Extract the records below word for word and ignore the images.

Raw data -
◇ ◇ ◇ ◇ ◇ ◇ ◇
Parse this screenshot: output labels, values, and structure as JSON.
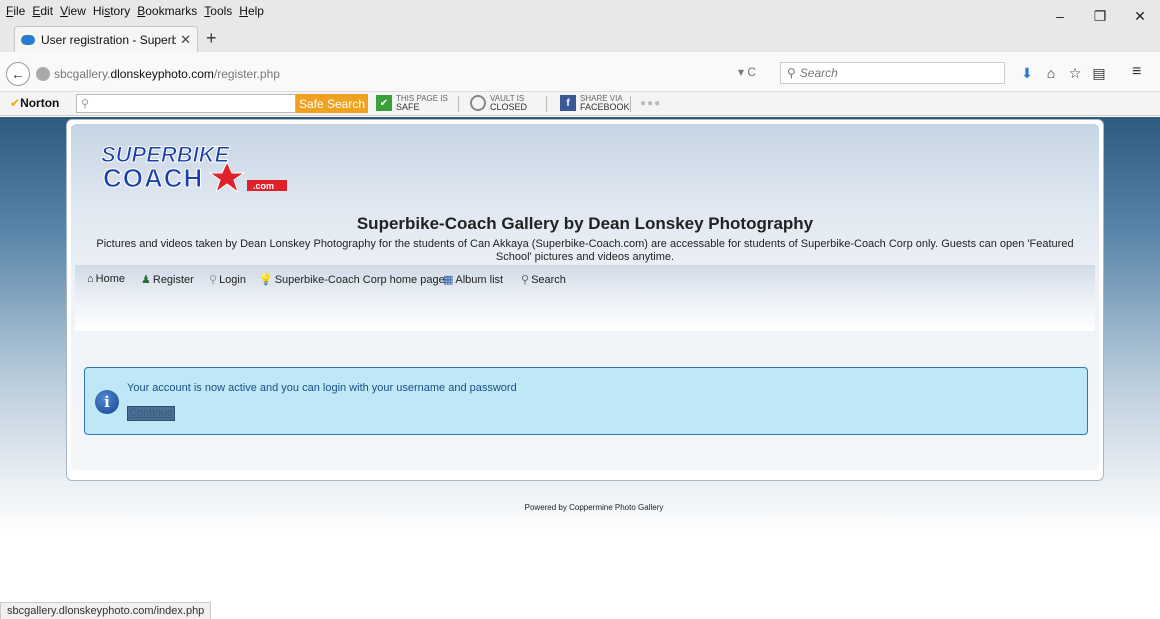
{
  "menu": {
    "items": [
      {
        "accel": "F",
        "rest": "ile"
      },
      {
        "accel": "E",
        "rest": "dit"
      },
      {
        "accel": "V",
        "rest": "iew"
      },
      {
        "pre": "Hi",
        "accel": "s",
        "rest": "tory"
      },
      {
        "accel": "B",
        "rest": "ookmarks"
      },
      {
        "accel": "T",
        "rest": "ools"
      },
      {
        "accel": "H",
        "rest": "elp"
      }
    ]
  },
  "window_controls": {
    "minimize": "–",
    "restore": "❐",
    "close": "✕"
  },
  "tab": {
    "title": "User registration - Superbi...",
    "close": "✕",
    "new": "+"
  },
  "nav": {
    "url_prefix": "sbcgallery.",
    "url_domain": "dlonskeyphoto.com",
    "url_path": "/register.php",
    "url_controls": "▾ C",
    "search_placeholder": "Search"
  },
  "norton": {
    "logo": "Norton",
    "safe_search": "Safe Search",
    "page_status_line1": "THIS PAGE IS",
    "page_status_line2": "SAFE",
    "vault_line1": "VAULT IS",
    "vault_line2": "CLOSED",
    "share_line1": "SHARE VIA",
    "share_line2": "FACEBOOK"
  },
  "page": {
    "title": "Superbike-Coach Gallery by Dean Lonskey Photography",
    "description": "Pictures and videos taken by Dean Lonskey Photography for the students of Can Akkaya (Superbike-Coach.com) are accessable for students of Superbike-Coach Corp only. Guests can open 'Featured School' pictures and videos anytime.",
    "logo_line1": "SUPERBIKE",
    "logo_line2": "COACH",
    "logo_com": ".com",
    "nav": {
      "home": "Home",
      "register": "Register",
      "login": "Login",
      "corp": "Superbike-Coach Corp home page",
      "albums": "Album list",
      "search": "Search"
    },
    "info_message": "Your account is now active and you can login with your username and password",
    "continue": "Continue",
    "powered": "Powered by Coppermine Photo Gallery"
  },
  "status_bar": "sbcgallery.dlonskeyphoto.com/index.php"
}
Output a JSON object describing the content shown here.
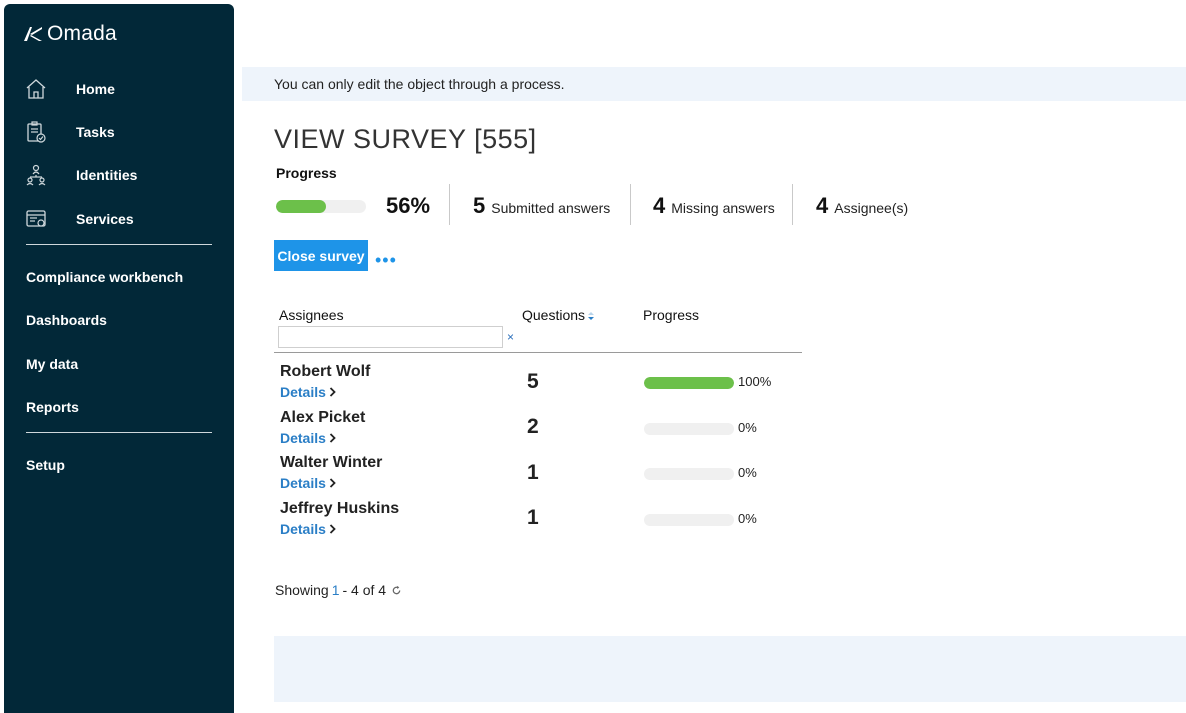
{
  "app": {
    "logo_text": "Omada"
  },
  "sidebar": {
    "main_items": [
      {
        "label": "Home",
        "icon": "home-icon"
      },
      {
        "label": "Tasks",
        "icon": "tasks-icon"
      },
      {
        "label": "Identities",
        "icon": "identities-icon"
      },
      {
        "label": "Services",
        "icon": "services-icon"
      }
    ],
    "secondary_items": [
      {
        "label": "Compliance workbench"
      },
      {
        "label": "Dashboards"
      },
      {
        "label": "My data"
      },
      {
        "label": "Reports"
      }
    ],
    "bottom_items": [
      {
        "label": "Setup"
      }
    ]
  },
  "banner": {
    "text": "You can only edit the object through a process."
  },
  "page": {
    "title": "VIEW SURVEY [555]",
    "progress_label": "Progress",
    "overall_progress": 56,
    "overall_progress_text": "56%",
    "stats": [
      {
        "value": "5",
        "label": "Submitted answers"
      },
      {
        "value": "4",
        "label": "Missing answers"
      },
      {
        "value": "4",
        "label": "Assignee(s)"
      }
    ],
    "close_button": "Close survey",
    "more_label": "•••"
  },
  "table": {
    "headers": {
      "assignees": "Assignees",
      "questions": "Questions",
      "progress": "Progress"
    },
    "filter": {
      "value": "",
      "placeholder": "",
      "clear": "×"
    },
    "details_label": "Details",
    "rows": [
      {
        "name": "Robert Wolf",
        "questions": "5",
        "progress": 100,
        "progress_text": "100%"
      },
      {
        "name": "Alex Picket",
        "questions": "2",
        "progress": 0,
        "progress_text": "0%"
      },
      {
        "name": "Walter Winter",
        "questions": "1",
        "progress": 0,
        "progress_text": "0%"
      },
      {
        "name": "Jeffrey Huskins",
        "questions": "1",
        "progress": 0,
        "progress_text": "0%"
      }
    ]
  },
  "pagination": {
    "prefix": "Showing",
    "start": "1",
    "suffix": "- 4 of 4"
  },
  "colors": {
    "sidebar_bg": "#022838",
    "accent": "#1e94e8",
    "progress_fill": "#6cc04a",
    "link": "#2a7ec6",
    "banner_bg": "#eef4fb"
  }
}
◇ ◇ ◇ ◇ ◇ ◇ ◇
Solution to the exercise -
Parse this screenshot: output labels, values, and structure as JSON.
{
  "menu": {
    "items": [
      {
        "accel": "F",
        "rest": "ile"
      },
      {
        "accel": "E",
        "rest": "dit"
      },
      {
        "accel": "V",
        "rest": "iew"
      },
      {
        "pre": "Hi",
        "accel": "s",
        "rest": "tory"
      },
      {
        "accel": "B",
        "rest": "ookmarks"
      },
      {
        "accel": "T",
        "rest": "ools"
      },
      {
        "accel": "H",
        "rest": "elp"
      }
    ]
  },
  "window_controls": {
    "minimize": "–",
    "restore": "❐",
    "close": "✕"
  },
  "tab": {
    "title": "User registration - Superbi...",
    "close": "✕",
    "new": "+"
  },
  "nav": {
    "url_prefix": "sbcgallery.",
    "url_domain": "dlonskeyphoto.com",
    "url_path": "/register.php",
    "url_controls": "▾ C",
    "search_placeholder": "Search"
  },
  "norton": {
    "logo": "Norton",
    "safe_search": "Safe Search",
    "page_status_line1": "THIS PAGE IS",
    "page_status_line2": "SAFE",
    "vault_line1": "VAULT IS",
    "vault_line2": "CLOSED",
    "share_line1": "SHARE VIA",
    "share_line2": "FACEBOOK"
  },
  "page": {
    "title": "Superbike-Coach Gallery by Dean Lonskey Photography",
    "description": "Pictures and videos taken by Dean Lonskey Photography for the students of Can Akkaya (Superbike-Coach.com) are accessable for students of Superbike-Coach Corp only. Guests can open 'Featured School' pictures and videos anytime.",
    "logo_line1": "SUPERBIKE",
    "logo_line2": "COACH",
    "logo_com": ".com",
    "nav": {
      "home": "Home",
      "register": "Register",
      "login": "Login",
      "corp": "Superbike-Coach Corp home page",
      "albums": "Album list",
      "search": "Search"
    },
    "info_message": "Your account is now active and you can login with your username and password",
    "continue": "Continue",
    "powered": "Powered by Coppermine Photo Gallery"
  },
  "status_bar": "sbcgallery.dlonskeyphoto.com/index.php"
}
Output a JSON object describing the content shown here.
{
  "app": {
    "logo_text": "Omada"
  },
  "sidebar": {
    "main_items": [
      {
        "label": "Home",
        "icon": "home-icon"
      },
      {
        "label": "Tasks",
        "icon": "tasks-icon"
      },
      {
        "label": "Identities",
        "icon": "identities-icon"
      },
      {
        "label": "Services",
        "icon": "services-icon"
      }
    ],
    "secondary_items": [
      {
        "label": "Compliance workbench"
      },
      {
        "label": "Dashboards"
      },
      {
        "label": "My data"
      },
      {
        "label": "Reports"
      }
    ],
    "bottom_items": [
      {
        "label": "Setup"
      }
    ]
  },
  "banner": {
    "text": "You can only edit the object through a process."
  },
  "page": {
    "title": "VIEW SURVEY [555]",
    "progress_label": "Progress",
    "overall_progress": 56,
    "overall_progress_text": "56%",
    "stats": [
      {
        "value": "5",
        "label": "Submitted answers"
      },
      {
        "value": "4",
        "label": "Missing answers"
      },
      {
        "value": "4",
        "label": "Assignee(s)"
      }
    ],
    "close_button": "Close survey",
    "more_label": "•••"
  },
  "table": {
    "headers": {
      "assignees": "Assignees",
      "questions": "Questions",
      "progress": "Progress"
    },
    "filter": {
      "value": "",
      "placeholder": "",
      "clear": "×"
    },
    "details_label": "Details",
    "rows": [
      {
        "name": "Robert Wolf",
        "questions": "5",
        "progress": 100,
        "progress_text": "100%"
      },
      {
        "name": "Alex Picket",
        "questions": "2",
        "progress": 0,
        "progress_text": "0%"
      },
      {
        "name": "Walter Winter",
        "questions": "1",
        "progress": 0,
        "progress_text": "0%"
      },
      {
        "name": "Jeffrey Huskins",
        "questions": "1",
        "progress": 0,
        "progress_text": "0%"
      }
    ]
  },
  "pagination": {
    "prefix": "Showing",
    "start": "1",
    "suffix": "- 4 of 4"
  },
  "colors": {
    "sidebar_bg": "#022838",
    "accent": "#1e94e8",
    "progress_fill": "#6cc04a",
    "link": "#2a7ec6",
    "banner_bg": "#eef4fb"
  }
}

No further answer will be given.